> **Description of the task**:
Quote each record exactly, please, leaving none out.

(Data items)
___
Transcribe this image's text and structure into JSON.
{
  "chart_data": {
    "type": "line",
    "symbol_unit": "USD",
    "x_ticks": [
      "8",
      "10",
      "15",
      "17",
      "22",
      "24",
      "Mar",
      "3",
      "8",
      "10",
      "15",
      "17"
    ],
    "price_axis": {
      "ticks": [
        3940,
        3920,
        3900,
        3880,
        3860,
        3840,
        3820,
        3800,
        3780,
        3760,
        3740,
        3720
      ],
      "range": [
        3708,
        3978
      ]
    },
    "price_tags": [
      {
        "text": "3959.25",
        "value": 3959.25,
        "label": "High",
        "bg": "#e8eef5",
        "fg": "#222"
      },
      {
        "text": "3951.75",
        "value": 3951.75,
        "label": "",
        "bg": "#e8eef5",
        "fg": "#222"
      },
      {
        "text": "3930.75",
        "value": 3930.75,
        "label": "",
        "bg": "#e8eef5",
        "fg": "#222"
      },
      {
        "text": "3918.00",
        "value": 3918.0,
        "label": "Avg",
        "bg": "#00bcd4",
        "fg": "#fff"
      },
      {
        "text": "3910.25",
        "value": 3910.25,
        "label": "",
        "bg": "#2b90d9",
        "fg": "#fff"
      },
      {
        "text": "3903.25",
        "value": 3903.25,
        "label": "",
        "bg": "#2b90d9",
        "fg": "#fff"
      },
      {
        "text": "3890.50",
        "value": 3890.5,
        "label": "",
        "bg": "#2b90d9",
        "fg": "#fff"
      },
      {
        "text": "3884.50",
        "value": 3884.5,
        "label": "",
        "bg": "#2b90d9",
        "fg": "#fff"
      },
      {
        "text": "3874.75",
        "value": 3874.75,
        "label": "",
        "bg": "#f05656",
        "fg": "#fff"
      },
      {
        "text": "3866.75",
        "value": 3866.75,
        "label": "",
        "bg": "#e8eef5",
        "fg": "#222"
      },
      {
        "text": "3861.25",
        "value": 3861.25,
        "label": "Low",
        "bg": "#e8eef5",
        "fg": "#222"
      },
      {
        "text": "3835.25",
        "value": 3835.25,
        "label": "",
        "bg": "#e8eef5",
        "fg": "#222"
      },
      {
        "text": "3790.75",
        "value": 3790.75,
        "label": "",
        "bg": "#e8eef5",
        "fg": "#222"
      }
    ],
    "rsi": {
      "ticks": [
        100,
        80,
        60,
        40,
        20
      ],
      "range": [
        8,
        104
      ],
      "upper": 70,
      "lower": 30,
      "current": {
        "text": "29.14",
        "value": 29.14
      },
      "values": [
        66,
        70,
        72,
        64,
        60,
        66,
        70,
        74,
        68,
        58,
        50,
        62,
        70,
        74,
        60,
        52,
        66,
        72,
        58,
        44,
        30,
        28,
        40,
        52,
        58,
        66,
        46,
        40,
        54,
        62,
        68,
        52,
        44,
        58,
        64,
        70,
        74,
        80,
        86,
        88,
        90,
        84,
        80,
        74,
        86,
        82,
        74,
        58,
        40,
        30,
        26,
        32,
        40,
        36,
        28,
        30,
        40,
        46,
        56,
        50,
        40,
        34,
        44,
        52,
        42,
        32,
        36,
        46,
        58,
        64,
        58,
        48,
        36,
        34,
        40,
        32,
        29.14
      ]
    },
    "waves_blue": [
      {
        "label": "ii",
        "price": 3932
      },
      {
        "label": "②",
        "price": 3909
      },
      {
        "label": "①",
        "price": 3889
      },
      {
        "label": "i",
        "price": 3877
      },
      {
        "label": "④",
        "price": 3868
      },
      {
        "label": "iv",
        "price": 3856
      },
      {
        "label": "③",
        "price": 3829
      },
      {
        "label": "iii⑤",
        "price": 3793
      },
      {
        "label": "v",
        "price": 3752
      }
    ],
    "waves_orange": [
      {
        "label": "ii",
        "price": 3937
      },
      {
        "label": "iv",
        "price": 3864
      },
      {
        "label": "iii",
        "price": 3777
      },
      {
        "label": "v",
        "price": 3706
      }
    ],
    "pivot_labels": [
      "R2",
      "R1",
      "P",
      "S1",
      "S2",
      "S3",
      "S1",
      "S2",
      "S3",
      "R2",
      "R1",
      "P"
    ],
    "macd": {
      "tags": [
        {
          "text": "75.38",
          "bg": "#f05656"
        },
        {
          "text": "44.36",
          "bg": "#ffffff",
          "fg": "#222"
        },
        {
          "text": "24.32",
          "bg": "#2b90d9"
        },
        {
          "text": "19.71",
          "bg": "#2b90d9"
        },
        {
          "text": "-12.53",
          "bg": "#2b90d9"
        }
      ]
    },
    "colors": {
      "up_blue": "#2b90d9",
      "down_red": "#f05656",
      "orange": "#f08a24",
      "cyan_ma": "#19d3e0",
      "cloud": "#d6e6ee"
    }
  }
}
___
> **Reply**:
Transcribe this image's text and structure into JSON.
{
  "chart_data": {
    "type": "line",
    "symbol_unit": "USD",
    "x_ticks": [
      "8",
      "10",
      "15",
      "17",
      "22",
      "24",
      "Mar",
      "3",
      "8",
      "10",
      "15",
      "17"
    ],
    "price_axis": {
      "ticks": [
        3940,
        3920,
        3900,
        3880,
        3860,
        3840,
        3820,
        3800,
        3780,
        3760,
        3740,
        3720
      ],
      "range": [
        3708,
        3978
      ]
    },
    "price_tags": [
      {
        "text": "3959.25",
        "value": 3959.25,
        "label": "High",
        "bg": "#e8eef5",
        "fg": "#222"
      },
      {
        "text": "3951.75",
        "value": 3951.75,
        "label": "",
        "bg": "#e8eef5",
        "fg": "#222"
      },
      {
        "text": "3930.75",
        "value": 3930.75,
        "label": "",
        "bg": "#e8eef5",
        "fg": "#222"
      },
      {
        "text": "3918.00",
        "value": 3918.0,
        "label": "Avg",
        "bg": "#00bcd4",
        "fg": "#fff"
      },
      {
        "text": "3910.25",
        "value": 3910.25,
        "label": "",
        "bg": "#2b90d9",
        "fg": "#fff"
      },
      {
        "text": "3903.25",
        "value": 3903.25,
        "label": "",
        "bg": "#2b90d9",
        "fg": "#fff"
      },
      {
        "text": "3890.50",
        "value": 3890.5,
        "label": "",
        "bg": "#2b90d9",
        "fg": "#fff"
      },
      {
        "text": "3884.50",
        "value": 3884.5,
        "label": "",
        "bg": "#2b90d9",
        "fg": "#fff"
      },
      {
        "text": "3874.75",
        "value": 3874.75,
        "label": "",
        "bg": "#f05656",
        "fg": "#fff"
      },
      {
        "text": "3866.75",
        "value": 3866.75,
        "label": "",
        "bg": "#e8eef5",
        "fg": "#222"
      },
      {
        "text": "3861.25",
        "value": 3861.25,
        "label": "Low",
        "bg": "#e8eef5",
        "fg": "#222"
      },
      {
        "text": "3835.25",
        "value": 3835.25,
        "label": "",
        "bg": "#e8eef5",
        "fg": "#222"
      },
      {
        "text": "3790.75",
        "value": 3790.75,
        "label": "",
        "bg": "#e8eef5",
        "fg": "#222"
      }
    ],
    "rsi": {
      "ticks": [
        100,
        80,
        60,
        40,
        20
      ],
      "range": [
        8,
        104
      ],
      "upper": 70,
      "lower": 30,
      "current": {
        "text": "29.14",
        "value": 29.14
      },
      "values": [
        66,
        70,
        72,
        64,
        60,
        66,
        70,
        74,
        68,
        58,
        50,
        62,
        70,
        74,
        60,
        52,
        66,
        72,
        58,
        44,
        30,
        28,
        40,
        52,
        58,
        66,
        46,
        40,
        54,
        62,
        68,
        52,
        44,
        58,
        64,
        70,
        74,
        80,
        86,
        88,
        90,
        84,
        80,
        74,
        86,
        82,
        74,
        58,
        40,
        30,
        26,
        32,
        40,
        36,
        28,
        30,
        40,
        46,
        56,
        50,
        40,
        34,
        44,
        52,
        42,
        32,
        36,
        46,
        58,
        64,
        58,
        48,
        36,
        34,
        40,
        32,
        29.14
      ]
    },
    "waves_blue": [
      {
        "label": "ii",
        "price": 3932
      },
      {
        "label": "②",
        "price": 3909
      },
      {
        "label": "①",
        "price": 3889
      },
      {
        "label": "i",
        "price": 3877
      },
      {
        "label": "④",
        "price": 3868
      },
      {
        "label": "iv",
        "price": 3856
      },
      {
        "label": "③",
        "price": 3829
      },
      {
        "label": "iii⑤",
        "price": 3793
      },
      {
        "label": "v",
        "price": 3752
      }
    ],
    "waves_orange": [
      {
        "label": "ii",
        "price": 3937
      },
      {
        "label": "iv",
        "price": 3864
      },
      {
        "label": "iii",
        "price": 3777
      },
      {
        "label": "v",
        "price": 3706
      }
    ],
    "pivot_labels": [
      "R2",
      "R1",
      "P",
      "S1",
      "S2",
      "S3",
      "S1",
      "S2",
      "S3",
      "R2",
      "R1",
      "P"
    ],
    "macd": {
      "tags": [
        {
          "text": "75.38",
          "bg": "#f05656"
        },
        {
          "text": "44.36",
          "bg": "#ffffff",
          "fg": "#222"
        },
        {
          "text": "24.32",
          "bg": "#2b90d9"
        },
        {
          "text": "19.71",
          "bg": "#2b90d9"
        },
        {
          "text": "-12.53",
          "bg": "#2b90d9"
        }
      ]
    },
    "colors": {
      "up_blue": "#2b90d9",
      "down_red": "#f05656",
      "orange": "#f08a24",
      "cyan_ma": "#19d3e0",
      "cloud": "#d6e6ee"
    }
  }
}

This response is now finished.